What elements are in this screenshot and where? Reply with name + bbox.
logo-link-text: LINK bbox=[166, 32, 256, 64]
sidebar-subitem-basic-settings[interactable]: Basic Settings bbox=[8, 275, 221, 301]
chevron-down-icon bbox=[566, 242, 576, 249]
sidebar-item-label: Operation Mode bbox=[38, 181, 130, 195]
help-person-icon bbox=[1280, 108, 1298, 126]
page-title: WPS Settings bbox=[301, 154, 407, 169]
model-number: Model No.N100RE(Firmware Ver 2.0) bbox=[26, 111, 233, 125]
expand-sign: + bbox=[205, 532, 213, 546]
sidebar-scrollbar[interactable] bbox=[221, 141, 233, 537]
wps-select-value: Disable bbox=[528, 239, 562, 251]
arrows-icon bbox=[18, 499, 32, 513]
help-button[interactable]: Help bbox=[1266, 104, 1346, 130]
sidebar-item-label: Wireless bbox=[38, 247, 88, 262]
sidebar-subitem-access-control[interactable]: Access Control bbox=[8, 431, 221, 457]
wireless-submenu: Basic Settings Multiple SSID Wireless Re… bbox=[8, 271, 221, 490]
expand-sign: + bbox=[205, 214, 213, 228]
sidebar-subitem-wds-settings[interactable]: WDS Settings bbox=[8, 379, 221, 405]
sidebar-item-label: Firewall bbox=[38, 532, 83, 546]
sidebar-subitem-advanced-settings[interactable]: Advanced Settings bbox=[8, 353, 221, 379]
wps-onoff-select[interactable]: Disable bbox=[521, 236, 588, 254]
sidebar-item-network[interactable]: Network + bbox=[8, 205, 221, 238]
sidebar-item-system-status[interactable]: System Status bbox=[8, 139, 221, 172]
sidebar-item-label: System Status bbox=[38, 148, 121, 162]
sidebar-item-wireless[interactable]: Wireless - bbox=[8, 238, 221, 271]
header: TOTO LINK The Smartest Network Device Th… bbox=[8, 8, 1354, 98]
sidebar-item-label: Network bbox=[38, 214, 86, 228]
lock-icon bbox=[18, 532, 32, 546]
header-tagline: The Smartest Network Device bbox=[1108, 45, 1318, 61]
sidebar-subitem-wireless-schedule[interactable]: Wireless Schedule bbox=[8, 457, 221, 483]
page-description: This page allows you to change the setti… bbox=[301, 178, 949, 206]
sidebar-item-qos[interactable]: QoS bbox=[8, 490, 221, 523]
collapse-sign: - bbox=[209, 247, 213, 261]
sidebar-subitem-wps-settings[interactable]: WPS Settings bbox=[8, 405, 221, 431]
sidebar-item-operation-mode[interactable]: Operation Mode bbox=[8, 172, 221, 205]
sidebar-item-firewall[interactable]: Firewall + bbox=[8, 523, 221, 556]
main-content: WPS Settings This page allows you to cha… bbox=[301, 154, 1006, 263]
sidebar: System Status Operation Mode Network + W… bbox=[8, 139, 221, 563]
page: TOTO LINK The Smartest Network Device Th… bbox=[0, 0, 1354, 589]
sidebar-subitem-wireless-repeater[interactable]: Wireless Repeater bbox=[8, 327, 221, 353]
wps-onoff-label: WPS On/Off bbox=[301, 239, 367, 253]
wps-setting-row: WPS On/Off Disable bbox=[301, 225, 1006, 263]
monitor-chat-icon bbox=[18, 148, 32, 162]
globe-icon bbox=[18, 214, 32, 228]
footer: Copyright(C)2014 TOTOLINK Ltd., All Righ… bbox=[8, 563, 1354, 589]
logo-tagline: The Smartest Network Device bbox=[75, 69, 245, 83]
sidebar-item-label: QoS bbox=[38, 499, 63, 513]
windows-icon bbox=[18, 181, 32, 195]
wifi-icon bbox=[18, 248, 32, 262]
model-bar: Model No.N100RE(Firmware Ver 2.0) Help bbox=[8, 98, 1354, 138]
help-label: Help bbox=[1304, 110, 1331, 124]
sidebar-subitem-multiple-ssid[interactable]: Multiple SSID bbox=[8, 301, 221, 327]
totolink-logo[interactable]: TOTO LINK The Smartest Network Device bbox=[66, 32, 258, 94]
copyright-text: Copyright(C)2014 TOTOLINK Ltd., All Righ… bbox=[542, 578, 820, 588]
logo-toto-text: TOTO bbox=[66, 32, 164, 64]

What is asked: Reproduce every line of the records above word for word, changing nothing.

Answer to the exercise:
What elements are in this screenshot and where? Reply with name + bbox.
logo-link-text: LINK bbox=[166, 32, 256, 64]
sidebar-subitem-basic-settings[interactable]: Basic Settings bbox=[8, 275, 221, 301]
chevron-down-icon bbox=[566, 242, 576, 249]
sidebar-item-label: Operation Mode bbox=[38, 181, 130, 195]
help-person-icon bbox=[1280, 108, 1298, 126]
page-title: WPS Settings bbox=[301, 154, 407, 169]
model-number: Model No.N100RE(Firmware Ver 2.0) bbox=[26, 111, 233, 125]
expand-sign: + bbox=[205, 532, 213, 546]
sidebar-scrollbar[interactable] bbox=[221, 141, 233, 537]
wps-select-value: Disable bbox=[528, 239, 562, 251]
arrows-icon bbox=[18, 499, 32, 513]
help-button[interactable]: Help bbox=[1266, 104, 1346, 130]
sidebar-item-label: Wireless bbox=[38, 247, 88, 262]
sidebar-subitem-access-control[interactable]: Access Control bbox=[8, 431, 221, 457]
wireless-submenu: Basic Settings Multiple SSID Wireless Re… bbox=[8, 271, 221, 490]
expand-sign: + bbox=[205, 214, 213, 228]
sidebar-subitem-wds-settings[interactable]: WDS Settings bbox=[8, 379, 221, 405]
sidebar-item-label: Firewall bbox=[38, 532, 83, 546]
sidebar-subitem-advanced-settings[interactable]: Advanced Settings bbox=[8, 353, 221, 379]
wps-onoff-select[interactable]: Disable bbox=[521, 236, 588, 254]
sidebar-item-network[interactable]: Network + bbox=[8, 205, 221, 238]
sidebar-item-system-status[interactable]: System Status bbox=[8, 139, 221, 172]
sidebar-item-label: System Status bbox=[38, 148, 121, 162]
sidebar-item-wireless[interactable]: Wireless - bbox=[8, 238, 221, 271]
header: TOTO LINK The Smartest Network Device Th… bbox=[8, 8, 1354, 98]
sidebar-item-label: Network bbox=[38, 214, 86, 228]
lock-icon bbox=[18, 532, 32, 546]
header-tagline: The Smartest Network Device bbox=[1108, 45, 1318, 61]
sidebar-subitem-wireless-schedule[interactable]: Wireless Schedule bbox=[8, 457, 221, 483]
page-description: This page allows you to change the setti… bbox=[301, 178, 949, 206]
sidebar-item-qos[interactable]: QoS bbox=[8, 490, 221, 523]
collapse-sign: - bbox=[209, 247, 213, 261]
sidebar-subitem-wps-settings[interactable]: WPS Settings bbox=[8, 405, 221, 431]
sidebar-item-operation-mode[interactable]: Operation Mode bbox=[8, 172, 221, 205]
sidebar-item-firewall[interactable]: Firewall + bbox=[8, 523, 221, 556]
main-content: WPS Settings This page allows you to cha… bbox=[301, 154, 1006, 263]
sidebar: System Status Operation Mode Network + W… bbox=[8, 139, 221, 563]
page: TOTO LINK The Smartest Network Device Th… bbox=[0, 0, 1354, 589]
sidebar-subitem-wireless-repeater[interactable]: Wireless Repeater bbox=[8, 327, 221, 353]
wps-onoff-label: WPS On/Off bbox=[301, 239, 367, 253]
wps-setting-row: WPS On/Off Disable bbox=[301, 225, 1006, 263]
monitor-chat-icon bbox=[18, 148, 32, 162]
globe-icon bbox=[18, 214, 32, 228]
footer: Copyright(C)2014 TOTOLINK Ltd., All Righ… bbox=[8, 563, 1354, 589]
logo-tagline: The Smartest Network Device bbox=[75, 69, 245, 83]
sidebar-item-label: QoS bbox=[38, 499, 63, 513]
windows-icon bbox=[18, 181, 32, 195]
wifi-icon bbox=[18, 248, 32, 262]
model-bar: Model No.N100RE(Firmware Ver 2.0) Help bbox=[8, 98, 1354, 138]
help-label: Help bbox=[1304, 110, 1331, 124]
sidebar-subitem-multiple-ssid[interactable]: Multiple SSID bbox=[8, 301, 221, 327]
totolink-logo[interactable]: TOTO LINK The Smartest Network Device bbox=[66, 32, 258, 94]
copyright-text: Copyright(C)2014 TOTOLINK Ltd., All Righ… bbox=[542, 578, 820, 588]
logo-toto-text: TOTO bbox=[66, 32, 164, 64]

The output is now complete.